- WHAT IS EXPECTED -
Output the full listing word for word.

- RECORD EXCERPTS -
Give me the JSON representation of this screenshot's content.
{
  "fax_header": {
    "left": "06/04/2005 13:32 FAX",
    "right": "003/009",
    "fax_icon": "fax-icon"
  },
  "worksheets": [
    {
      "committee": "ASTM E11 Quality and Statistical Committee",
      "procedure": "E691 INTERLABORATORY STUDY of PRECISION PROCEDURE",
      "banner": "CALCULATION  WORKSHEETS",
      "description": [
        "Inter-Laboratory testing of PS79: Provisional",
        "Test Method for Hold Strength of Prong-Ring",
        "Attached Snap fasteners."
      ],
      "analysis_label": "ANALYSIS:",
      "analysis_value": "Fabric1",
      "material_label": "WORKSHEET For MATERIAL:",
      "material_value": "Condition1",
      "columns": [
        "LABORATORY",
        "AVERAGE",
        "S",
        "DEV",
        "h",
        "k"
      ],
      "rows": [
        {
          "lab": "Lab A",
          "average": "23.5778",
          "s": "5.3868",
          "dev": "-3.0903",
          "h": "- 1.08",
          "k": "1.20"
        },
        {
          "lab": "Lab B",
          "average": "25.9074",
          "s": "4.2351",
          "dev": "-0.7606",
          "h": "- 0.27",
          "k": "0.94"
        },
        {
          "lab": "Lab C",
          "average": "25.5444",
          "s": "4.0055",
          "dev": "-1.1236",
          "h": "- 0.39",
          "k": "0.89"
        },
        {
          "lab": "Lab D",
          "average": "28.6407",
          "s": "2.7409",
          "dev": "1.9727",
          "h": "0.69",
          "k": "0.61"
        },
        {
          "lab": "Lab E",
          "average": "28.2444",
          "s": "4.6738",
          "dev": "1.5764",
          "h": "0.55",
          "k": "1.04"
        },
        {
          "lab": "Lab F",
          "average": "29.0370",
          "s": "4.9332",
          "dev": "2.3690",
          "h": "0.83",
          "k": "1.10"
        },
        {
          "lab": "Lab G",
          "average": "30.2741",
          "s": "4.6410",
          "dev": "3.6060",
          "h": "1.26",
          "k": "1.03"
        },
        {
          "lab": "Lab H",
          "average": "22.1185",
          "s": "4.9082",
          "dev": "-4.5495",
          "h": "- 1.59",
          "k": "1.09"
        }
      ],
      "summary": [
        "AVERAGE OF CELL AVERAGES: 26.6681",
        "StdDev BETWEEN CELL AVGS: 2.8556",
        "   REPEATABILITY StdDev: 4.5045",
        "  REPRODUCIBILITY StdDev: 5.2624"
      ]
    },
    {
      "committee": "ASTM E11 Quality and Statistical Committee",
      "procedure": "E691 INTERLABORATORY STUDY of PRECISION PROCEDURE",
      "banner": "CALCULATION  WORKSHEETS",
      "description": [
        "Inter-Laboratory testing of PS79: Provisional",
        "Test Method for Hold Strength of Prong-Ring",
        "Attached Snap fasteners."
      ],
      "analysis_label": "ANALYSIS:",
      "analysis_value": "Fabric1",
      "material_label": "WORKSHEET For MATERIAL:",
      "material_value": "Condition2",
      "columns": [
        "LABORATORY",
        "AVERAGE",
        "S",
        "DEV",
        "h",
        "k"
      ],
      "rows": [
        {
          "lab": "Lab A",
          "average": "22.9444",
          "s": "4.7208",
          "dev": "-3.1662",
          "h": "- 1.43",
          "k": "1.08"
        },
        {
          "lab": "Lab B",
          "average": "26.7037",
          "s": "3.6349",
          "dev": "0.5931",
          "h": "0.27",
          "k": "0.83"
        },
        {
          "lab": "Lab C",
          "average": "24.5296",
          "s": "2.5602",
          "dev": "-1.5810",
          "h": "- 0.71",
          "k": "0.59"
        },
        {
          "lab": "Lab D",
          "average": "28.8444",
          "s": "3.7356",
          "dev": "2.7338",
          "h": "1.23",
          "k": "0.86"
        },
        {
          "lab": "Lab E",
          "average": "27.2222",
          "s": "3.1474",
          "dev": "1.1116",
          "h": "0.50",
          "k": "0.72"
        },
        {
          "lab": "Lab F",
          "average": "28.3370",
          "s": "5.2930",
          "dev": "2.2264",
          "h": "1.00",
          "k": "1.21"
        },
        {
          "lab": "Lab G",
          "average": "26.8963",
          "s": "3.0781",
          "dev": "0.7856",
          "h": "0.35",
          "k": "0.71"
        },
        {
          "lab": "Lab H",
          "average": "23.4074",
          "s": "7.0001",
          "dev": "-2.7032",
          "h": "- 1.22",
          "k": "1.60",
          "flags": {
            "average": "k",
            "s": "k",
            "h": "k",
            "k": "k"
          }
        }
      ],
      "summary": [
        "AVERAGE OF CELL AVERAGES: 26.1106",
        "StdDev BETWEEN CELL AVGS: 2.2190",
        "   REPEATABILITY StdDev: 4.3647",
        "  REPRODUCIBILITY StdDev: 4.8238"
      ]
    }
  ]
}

- WRITTEN RESPONSE -
Give me the JSON representation of this screenshot's content.
{
  "fax_header": {
    "left": "06/04/2005 13:32 FAX",
    "right": "003/009",
    "fax_icon": "fax-icon"
  },
  "worksheets": [
    {
      "committee": "ASTM E11 Quality and Statistical Committee",
      "procedure": "E691 INTERLABORATORY STUDY of PRECISION PROCEDURE",
      "banner": "CALCULATION  WORKSHEETS",
      "description": [
        "Inter-Laboratory testing of PS79: Provisional",
        "Test Method for Hold Strength of Prong-Ring",
        "Attached Snap fasteners."
      ],
      "analysis_label": "ANALYSIS:",
      "analysis_value": "Fabric1",
      "material_label": "WORKSHEET For MATERIAL:",
      "material_value": "Condition1",
      "columns": [
        "LABORATORY",
        "AVERAGE",
        "S",
        "DEV",
        "h",
        "k"
      ],
      "rows": [
        {
          "lab": "Lab A",
          "average": "23.5778",
          "s": "5.3868",
          "dev": "-3.0903",
          "h": "- 1.08",
          "k": "1.20"
        },
        {
          "lab": "Lab B",
          "average": "25.9074",
          "s": "4.2351",
          "dev": "-0.7606",
          "h": "- 0.27",
          "k": "0.94"
        },
        {
          "lab": "Lab C",
          "average": "25.5444",
          "s": "4.0055",
          "dev": "-1.1236",
          "h": "- 0.39",
          "k": "0.89"
        },
        {
          "lab": "Lab D",
          "average": "28.6407",
          "s": "2.7409",
          "dev": "1.9727",
          "h": "0.69",
          "k": "0.61"
        },
        {
          "lab": "Lab E",
          "average": "28.2444",
          "s": "4.6738",
          "dev": "1.5764",
          "h": "0.55",
          "k": "1.04"
        },
        {
          "lab": "Lab F",
          "average": "29.0370",
          "s": "4.9332",
          "dev": "2.3690",
          "h": "0.83",
          "k": "1.10"
        },
        {
          "lab": "Lab G",
          "average": "30.2741",
          "s": "4.6410",
          "dev": "3.6060",
          "h": "1.26",
          "k": "1.03"
        },
        {
          "lab": "Lab H",
          "average": "22.1185",
          "s": "4.9082",
          "dev": "-4.5495",
          "h": "- 1.59",
          "k": "1.09"
        }
      ],
      "summary": [
        "AVERAGE OF CELL AVERAGES: 26.6681",
        "StdDev BETWEEN CELL AVGS: 2.8556",
        "   REPEATABILITY StdDev: 4.5045",
        "  REPRODUCIBILITY StdDev: 5.2624"
      ]
    },
    {
      "committee": "ASTM E11 Quality and Statistical Committee",
      "procedure": "E691 INTERLABORATORY STUDY of PRECISION PROCEDURE",
      "banner": "CALCULATION  WORKSHEETS",
      "description": [
        "Inter-Laboratory testing of PS79: Provisional",
        "Test Method for Hold Strength of Prong-Ring",
        "Attached Snap fasteners."
      ],
      "analysis_label": "ANALYSIS:",
      "analysis_value": "Fabric1",
      "material_label": "WORKSHEET For MATERIAL:",
      "material_value": "Condition2",
      "columns": [
        "LABORATORY",
        "AVERAGE",
        "S",
        "DEV",
        "h",
        "k"
      ],
      "rows": [
        {
          "lab": "Lab A",
          "average": "22.9444",
          "s": "4.7208",
          "dev": "-3.1662",
          "h": "- 1.43",
          "k": "1.08"
        },
        {
          "lab": "Lab B",
          "average": "26.7037",
          "s": "3.6349",
          "dev": "0.5931",
          "h": "0.27",
          "k": "0.83"
        },
        {
          "lab": "Lab C",
          "average": "24.5296",
          "s": "2.5602",
          "dev": "-1.5810",
          "h": "- 0.71",
          "k": "0.59"
        },
        {
          "lab": "Lab D",
          "average": "28.8444",
          "s": "3.7356",
          "dev": "2.7338",
          "h": "1.23",
          "k": "0.86"
        },
        {
          "lab": "Lab E",
          "average": "27.2222",
          "s": "3.1474",
          "dev": "1.1116",
          "h": "0.50",
          "k": "0.72"
        },
        {
          "lab": "Lab F",
          "average": "28.3370",
          "s": "5.2930",
          "dev": "2.2264",
          "h": "1.00",
          "k": "1.21"
        },
        {
          "lab": "Lab G",
          "average": "26.8963",
          "s": "3.0781",
          "dev": "0.7856",
          "h": "0.35",
          "k": "0.71"
        },
        {
          "lab": "Lab H",
          "average": "23.4074",
          "s": "7.0001",
          "dev": "-2.7032",
          "h": "- 1.22",
          "k": "1.60",
          "flags": {
            "average": "k",
            "s": "k",
            "h": "k",
            "k": "k"
          }
        }
      ],
      "summary": [
        "AVERAGE OF CELL AVERAGES: 26.1106",
        "StdDev BETWEEN CELL AVGS: 2.2190",
        "   REPEATABILITY StdDev: 4.3647",
        "  REPRODUCIBILITY StdDev: 4.8238"
      ]
    }
  ]
}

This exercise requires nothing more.